* _Text section_
=====

Testing an Implementation

Testing is provided by the LearnTestAPI.jl package documented below.

Quick start

LearnTestAPI — Module

LearnTestAPI

Module for testing implementations of the interface defined in LearnAPI.jl.

If your package defines an object learner implementing the interface, then put something like this in your test suite:

using LearnTestAPI

# create some test data:
X = ...
y = ...
data = (X, y)

# bump verbosity to debug:
@testapi learner data verbosity=1

Once tests pass, set verbosity=0 to suppress the detailed logging.

For details and options see LearnTestAPI.@testapi

source

Warning

New releases of LearnTestAPI.jl may add tests to @testapi, and this may result in new failures in client package test suites, because of previously undetected broken contracts. Adding a test to @testapi is not considered a breaking change to LearnTestAPI, unless it supports a breaking change to LearnAPI.jl.

=====

* _Input rows_

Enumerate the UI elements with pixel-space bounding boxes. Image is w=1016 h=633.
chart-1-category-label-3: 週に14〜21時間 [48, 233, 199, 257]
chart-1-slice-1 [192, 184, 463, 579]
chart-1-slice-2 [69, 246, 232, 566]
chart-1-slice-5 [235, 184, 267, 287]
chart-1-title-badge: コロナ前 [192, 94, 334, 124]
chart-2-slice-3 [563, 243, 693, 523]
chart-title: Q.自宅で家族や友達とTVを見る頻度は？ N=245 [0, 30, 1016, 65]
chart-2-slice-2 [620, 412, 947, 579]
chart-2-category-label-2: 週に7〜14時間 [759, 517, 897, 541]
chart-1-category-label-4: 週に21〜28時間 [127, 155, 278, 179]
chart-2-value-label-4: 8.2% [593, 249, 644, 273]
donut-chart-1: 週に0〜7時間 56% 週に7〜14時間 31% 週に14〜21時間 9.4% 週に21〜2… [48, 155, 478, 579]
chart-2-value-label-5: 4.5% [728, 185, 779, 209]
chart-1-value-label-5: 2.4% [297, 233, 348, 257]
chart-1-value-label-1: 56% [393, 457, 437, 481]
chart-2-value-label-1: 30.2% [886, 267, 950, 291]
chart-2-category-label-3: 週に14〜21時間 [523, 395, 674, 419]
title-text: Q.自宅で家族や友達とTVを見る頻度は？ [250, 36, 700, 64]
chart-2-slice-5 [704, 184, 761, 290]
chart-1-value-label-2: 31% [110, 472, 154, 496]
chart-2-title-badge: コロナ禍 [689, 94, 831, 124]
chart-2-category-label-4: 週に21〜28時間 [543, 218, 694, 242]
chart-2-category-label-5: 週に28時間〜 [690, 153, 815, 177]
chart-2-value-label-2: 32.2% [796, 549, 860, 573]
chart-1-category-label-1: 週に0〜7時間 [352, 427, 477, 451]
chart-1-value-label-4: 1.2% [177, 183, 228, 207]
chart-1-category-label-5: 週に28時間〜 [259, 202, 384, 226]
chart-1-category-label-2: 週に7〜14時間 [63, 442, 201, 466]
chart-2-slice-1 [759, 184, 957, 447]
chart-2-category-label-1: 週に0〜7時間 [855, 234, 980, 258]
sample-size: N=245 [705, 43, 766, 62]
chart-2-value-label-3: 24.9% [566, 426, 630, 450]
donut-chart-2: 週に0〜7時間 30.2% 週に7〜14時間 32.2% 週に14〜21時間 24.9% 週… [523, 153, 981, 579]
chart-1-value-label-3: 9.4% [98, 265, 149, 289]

=====

* _Problems to work on_
**A.** Write out the passage of the text on testing an implementation from "Testing is provided" up to and including "defined in LearnAPI.jl.".
**B.** Switch "title-badge" to "header-badge" in the records, from the first line of the records up to and including the line with "chart-2-category-label-5: 週に28時間〜 [690, 153, 815, 177]". Give only those lines, with everything else unchanged.

* _Results for each task_
**A.**
Testing is provided by the LearnTestAPI.jl package documented below.

Quick start

LearnTestAPI — Module

LearnTestAPI

Module for testing implementations of the interface defined in LearnAPI.jl.

**B.**
Enumerate the UI elements with pixel-space bounding boxes. Image is w=1016 h=633.
chart-1-category-label-3: 週に14〜21時間 [48, 233, 199, 257]
chart-1-slice-1 [192, 184, 463, 579]
chart-1-slice-2 [69, 246, 232, 566]
chart-1-slice-5 [235, 184, 267, 287]
chart-1-header-badge: コロナ前 [192, 94, 334, 124]
chart-2-slice-3 [563, 243, 693, 523]
chart-title: Q.自宅で家族や友達とTVを見る頻度は？ N=245 [0, 30, 1016, 65]
chart-2-slice-2 [620, 412, 947, 579]
chart-2-category-label-2: 週に7〜14時間 [759, 517, 897, 541]
chart-1-category-label-4: 週に21〜28時間 [127, 155, 278, 179]
chart-2-value-label-4: 8.2% [593, 249, 644, 273]
donut-chart-1: 週に0〜7時間 56% 週に7〜14時間 31% 週に14〜21時間 9.4% 週に21〜2… [48, 155, 478, 579]
chart-2-value-label-5: 4.5% [728, 185, 779, 209]
chart-1-value-label-5: 2.4% [297, 233, 348, 257]
chart-1-value-label-1: 56% [393, 457, 437, 481]
chart-2-value-label-1: 30.2% [886, 267, 950, 291]
chart-2-category-label-3: 週に14〜21時間 [523, 395, 674, 419]
title-text: Q.自宅で家族や友達とTVを見る頻度は？ [250, 36, 700, 64]
chart-2-slice-5 [704, 184, 761, 290]
chart-1-value-label-2: 31% [110, 472, 154, 496]
chart-2-header-badge: コロナ禍 [689, 94, 831, 124]
chart-2-category-label-4: 週に21〜28時間 [543, 218, 694, 242]
chart-2-category-label-5: 週に28時間〜 [690, 153, 815, 177]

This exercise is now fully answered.